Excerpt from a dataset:
(begin)

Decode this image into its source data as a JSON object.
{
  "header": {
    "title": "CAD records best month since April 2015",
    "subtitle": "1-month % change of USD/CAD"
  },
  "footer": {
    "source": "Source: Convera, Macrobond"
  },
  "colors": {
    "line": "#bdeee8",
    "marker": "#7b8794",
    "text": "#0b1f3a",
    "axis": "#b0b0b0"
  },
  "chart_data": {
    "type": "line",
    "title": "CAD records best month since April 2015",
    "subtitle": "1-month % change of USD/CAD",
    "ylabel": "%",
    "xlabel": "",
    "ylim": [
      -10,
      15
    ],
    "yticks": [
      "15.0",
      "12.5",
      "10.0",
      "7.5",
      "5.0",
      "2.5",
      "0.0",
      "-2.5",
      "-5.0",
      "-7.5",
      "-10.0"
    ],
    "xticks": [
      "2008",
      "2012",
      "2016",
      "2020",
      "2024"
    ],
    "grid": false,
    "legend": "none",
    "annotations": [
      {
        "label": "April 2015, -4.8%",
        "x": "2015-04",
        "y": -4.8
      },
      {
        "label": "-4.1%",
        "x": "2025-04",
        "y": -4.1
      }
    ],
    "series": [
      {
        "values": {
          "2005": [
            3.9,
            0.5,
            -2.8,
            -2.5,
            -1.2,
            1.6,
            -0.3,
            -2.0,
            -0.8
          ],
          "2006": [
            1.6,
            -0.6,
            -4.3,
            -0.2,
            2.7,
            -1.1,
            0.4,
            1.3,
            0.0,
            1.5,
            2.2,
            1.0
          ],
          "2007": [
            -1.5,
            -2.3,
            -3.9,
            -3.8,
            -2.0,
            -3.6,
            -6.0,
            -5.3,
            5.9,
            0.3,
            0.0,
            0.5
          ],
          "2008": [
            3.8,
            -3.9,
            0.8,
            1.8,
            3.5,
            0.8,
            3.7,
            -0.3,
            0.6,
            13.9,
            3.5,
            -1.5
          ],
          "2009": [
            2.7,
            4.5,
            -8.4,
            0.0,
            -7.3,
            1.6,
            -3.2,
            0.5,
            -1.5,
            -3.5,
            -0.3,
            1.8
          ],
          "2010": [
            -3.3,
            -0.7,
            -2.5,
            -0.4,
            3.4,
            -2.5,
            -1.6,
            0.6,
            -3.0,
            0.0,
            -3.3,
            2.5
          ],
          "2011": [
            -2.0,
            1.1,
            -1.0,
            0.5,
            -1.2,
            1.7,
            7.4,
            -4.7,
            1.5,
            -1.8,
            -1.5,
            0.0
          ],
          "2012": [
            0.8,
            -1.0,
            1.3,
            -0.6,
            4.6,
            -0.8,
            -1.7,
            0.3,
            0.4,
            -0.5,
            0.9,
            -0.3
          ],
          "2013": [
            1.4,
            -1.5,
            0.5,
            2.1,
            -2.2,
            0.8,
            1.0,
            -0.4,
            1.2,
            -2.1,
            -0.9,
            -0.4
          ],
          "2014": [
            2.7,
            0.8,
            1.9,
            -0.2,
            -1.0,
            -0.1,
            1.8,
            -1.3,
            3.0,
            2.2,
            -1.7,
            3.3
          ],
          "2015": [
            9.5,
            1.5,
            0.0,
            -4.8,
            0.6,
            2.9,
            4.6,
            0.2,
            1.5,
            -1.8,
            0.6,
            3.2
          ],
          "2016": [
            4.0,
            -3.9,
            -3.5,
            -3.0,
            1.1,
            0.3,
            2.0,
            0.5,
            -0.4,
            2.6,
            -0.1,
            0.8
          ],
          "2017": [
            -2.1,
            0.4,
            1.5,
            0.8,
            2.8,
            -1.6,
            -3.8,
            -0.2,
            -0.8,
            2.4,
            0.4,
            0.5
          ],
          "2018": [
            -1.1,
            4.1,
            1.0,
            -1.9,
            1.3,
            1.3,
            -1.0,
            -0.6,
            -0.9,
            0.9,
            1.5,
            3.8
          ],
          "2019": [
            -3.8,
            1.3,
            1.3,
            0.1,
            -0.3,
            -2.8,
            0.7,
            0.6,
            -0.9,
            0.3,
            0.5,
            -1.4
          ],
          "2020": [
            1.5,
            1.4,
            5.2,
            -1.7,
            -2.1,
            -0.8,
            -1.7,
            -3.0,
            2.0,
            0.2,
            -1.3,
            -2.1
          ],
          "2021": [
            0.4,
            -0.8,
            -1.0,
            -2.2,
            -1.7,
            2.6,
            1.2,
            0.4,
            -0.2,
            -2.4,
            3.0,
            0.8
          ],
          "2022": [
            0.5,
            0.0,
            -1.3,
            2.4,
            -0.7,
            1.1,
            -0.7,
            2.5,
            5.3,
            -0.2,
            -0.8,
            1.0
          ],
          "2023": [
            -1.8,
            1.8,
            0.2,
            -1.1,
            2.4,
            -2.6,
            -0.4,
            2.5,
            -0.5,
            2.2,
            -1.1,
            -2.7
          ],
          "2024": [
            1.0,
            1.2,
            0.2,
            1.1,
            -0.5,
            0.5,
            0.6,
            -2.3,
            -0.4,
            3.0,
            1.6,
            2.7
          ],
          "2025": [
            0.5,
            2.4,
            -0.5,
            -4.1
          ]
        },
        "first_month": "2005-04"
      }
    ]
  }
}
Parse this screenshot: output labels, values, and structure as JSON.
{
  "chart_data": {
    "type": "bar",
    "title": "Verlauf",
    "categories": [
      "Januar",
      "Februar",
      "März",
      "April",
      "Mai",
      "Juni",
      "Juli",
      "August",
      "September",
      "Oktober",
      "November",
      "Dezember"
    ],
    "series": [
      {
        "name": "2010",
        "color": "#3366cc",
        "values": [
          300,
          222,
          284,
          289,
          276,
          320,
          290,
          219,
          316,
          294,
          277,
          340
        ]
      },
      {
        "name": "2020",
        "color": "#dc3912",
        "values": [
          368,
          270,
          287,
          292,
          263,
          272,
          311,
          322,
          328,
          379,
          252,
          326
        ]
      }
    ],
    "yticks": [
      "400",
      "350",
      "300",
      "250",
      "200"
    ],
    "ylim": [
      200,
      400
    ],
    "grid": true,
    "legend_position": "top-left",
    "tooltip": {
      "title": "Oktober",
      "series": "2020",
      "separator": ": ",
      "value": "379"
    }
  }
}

(end)

**PROBLEM**
Search the lines for "JSON". Copy each line that has it.

**OUTPUT BELOW**
Decode this image into its source data as a JSON object.
Parse this screenshot: output labels, values, and structure as JSON.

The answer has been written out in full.